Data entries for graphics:
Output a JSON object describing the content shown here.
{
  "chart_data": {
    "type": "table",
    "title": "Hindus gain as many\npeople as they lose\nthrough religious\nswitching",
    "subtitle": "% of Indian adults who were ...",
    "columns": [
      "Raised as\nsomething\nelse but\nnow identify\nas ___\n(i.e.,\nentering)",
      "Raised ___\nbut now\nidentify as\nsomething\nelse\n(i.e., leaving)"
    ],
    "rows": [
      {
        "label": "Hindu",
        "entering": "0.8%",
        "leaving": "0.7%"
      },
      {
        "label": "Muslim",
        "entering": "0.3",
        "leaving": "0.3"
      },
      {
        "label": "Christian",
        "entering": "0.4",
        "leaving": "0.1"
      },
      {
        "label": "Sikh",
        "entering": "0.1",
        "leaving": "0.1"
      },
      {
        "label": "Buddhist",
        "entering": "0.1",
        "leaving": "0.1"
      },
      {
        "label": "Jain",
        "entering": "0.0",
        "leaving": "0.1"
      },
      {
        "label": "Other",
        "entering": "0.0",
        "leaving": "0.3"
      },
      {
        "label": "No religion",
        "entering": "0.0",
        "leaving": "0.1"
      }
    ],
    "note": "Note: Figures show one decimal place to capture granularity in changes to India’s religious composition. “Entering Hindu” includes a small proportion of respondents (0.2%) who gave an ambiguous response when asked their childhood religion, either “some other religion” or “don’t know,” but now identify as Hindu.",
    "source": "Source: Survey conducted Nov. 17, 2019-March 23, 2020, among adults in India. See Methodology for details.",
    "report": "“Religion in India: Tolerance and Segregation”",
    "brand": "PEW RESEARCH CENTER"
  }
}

## Your objective
Give the entries again in full, exactly as they are written.

## Task response
Output a JSON object describing the content shown here.
{
  "chart_data": {
    "type": "table",
    "title": "Hindus gain as many\npeople as they lose\nthrough religious\nswitching",
    "subtitle": "% of Indian adults who were ...",
    "columns": [
      "Raised as\nsomething\nelse but\nnow identify\nas ___\n(i.e.,\nentering)",
      "Raised ___\nbut now\nidentify as\nsomething\nelse\n(i.e., leaving)"
    ],
    "rows": [
      {
        "label": "Hindu",
        "entering": "0.8%",
        "leaving": "0.7%"
      },
      {
        "label": "Muslim",
        "entering": "0.3",
        "leaving": "0.3"
      },
      {
        "label": "Christian",
        "entering": "0.4",
        "leaving": "0.1"
      },
      {
        "label": "Sikh",
        "entering": "0.1",
        "leaving": "0.1"
      },
      {
        "label": "Buddhist",
        "entering": "0.1",
        "leaving": "0.1"
      },
      {
        "label": "Jain",
        "entering": "0.0",
        "leaving": "0.1"
      },
      {
        "label": "Other",
        "entering": "0.0",
        "leaving": "0.3"
      },
      {
        "label": "No religion",
        "entering": "0.0",
        "leaving": "0.1"
      }
    ],
    "note": "Note: Figures show one decimal place to capture granularity in changes to India’s religious composition. “Entering Hindu” includes a small proportion of respondents (0.2%) who gave an ambiguous response when asked their childhood religion, either “some other religion” or “don’t know,” but now identify as Hindu.",
    "source": "Source: Survey conducted Nov. 17, 2019-March 23, 2020, among adults in India. See Methodology for details.",
    "report": "“Religion in India: Tolerance and Segregation”",
    "brand": "PEW RESEARCH CENTER"
  }
}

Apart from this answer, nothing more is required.